WORK INSTRUCTIONS:
Check each line of the listing below for the string "dash", and give only how many lines hold it.

· · · · ·

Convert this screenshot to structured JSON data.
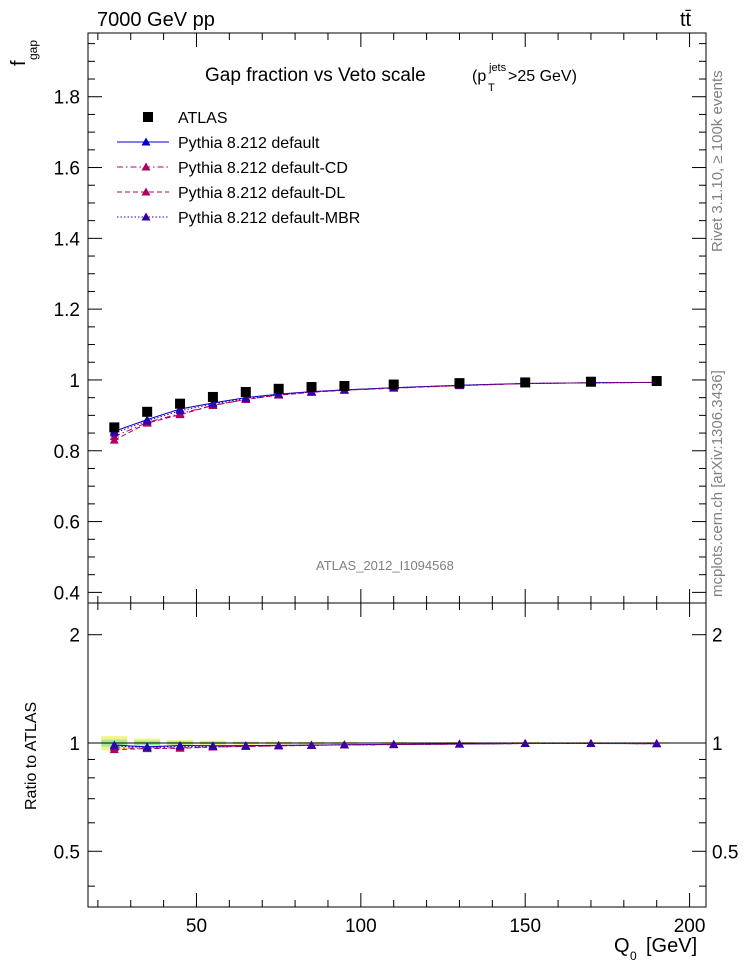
{
  "header": {
    "energy_label": "7000 GeV pp",
    "process_label": "tt̄"
  },
  "side_labels": {
    "rivet": "Rivet 3.1.10, ≥ 100k events",
    "mcplots": "mcplots.cern.ch [arXiv:1306.3436]"
  },
  "chart_data": {
    "type": "scatter",
    "title": "Gap fraction vs Veto scale",
    "title_cut": "(p",
    "title_cut_sup": "jets",
    "title_cut_sub": "T",
    "title_cut_tail": ">25 GeV)",
    "analysis_tag": "ATLAS_2012_I1094568",
    "xlabel": "Q",
    "xlabel_sub": "0",
    "xlabel_unit": "[GeV]",
    "ylabel": "f",
    "ylabel_sub": "gap",
    "ratio_ylabel": "Ratio to ATLAS",
    "xlim": [
      17,
      205
    ],
    "ylim": [
      0.37,
      1.98
    ],
    "ratio_ylim": [
      0.35,
      2.45
    ],
    "x_ticks": [
      50,
      100,
      150,
      200
    ],
    "y_ticks": [
      0.4,
      0.6,
      0.8,
      1,
      1.2,
      1.4,
      1.6,
      1.8
    ],
    "ratio_ticks": [
      0.5,
      1,
      2
    ],
    "legend_position": "top-left",
    "x": [
      25,
      35,
      45,
      55,
      65,
      75,
      85,
      95,
      110,
      130,
      150,
      170,
      190
    ],
    "data": {
      "name": "ATLAS",
      "values": [
        0.866,
        0.91,
        0.933,
        0.952,
        0.966,
        0.975,
        0.98,
        0.983,
        0.987,
        0.991,
        0.993,
        0.995,
        0.997
      ],
      "color": "#000000"
    },
    "series": [
      {
        "name": "Pythia 8.212 default",
        "values": [
          0.855,
          0.888,
          0.918,
          0.935,
          0.95,
          0.96,
          0.967,
          0.972,
          0.978,
          0.985,
          0.99,
          0.992,
          0.993
        ],
        "color": "#0000cc",
        "dash": "solid"
      },
      {
        "name": "Pythia 8.212 default-CD",
        "values": [
          0.84,
          0.88,
          0.905,
          0.928,
          0.945,
          0.958,
          0.966,
          0.971,
          0.977,
          0.984,
          0.99,
          0.992,
          0.993
        ],
        "color": "#b0005e",
        "dash": "dashdot"
      },
      {
        "name": "Pythia 8.212 default-DL",
        "values": [
          0.83,
          0.878,
          0.902,
          0.928,
          0.945,
          0.957,
          0.965,
          0.971,
          0.977,
          0.984,
          0.99,
          0.992,
          0.993
        ],
        "color": "#b0005e",
        "dash": "dashed"
      },
      {
        "name": "Pythia 8.212 default-MBR",
        "values": [
          0.85,
          0.884,
          0.913,
          0.932,
          0.948,
          0.959,
          0.966,
          0.972,
          0.978,
          0.985,
          0.99,
          0.992,
          0.993
        ],
        "color": "#3300aa",
        "dash": "dotted"
      }
    ]
  }
}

· · · · ·

EXERCISE RESPONSE:
4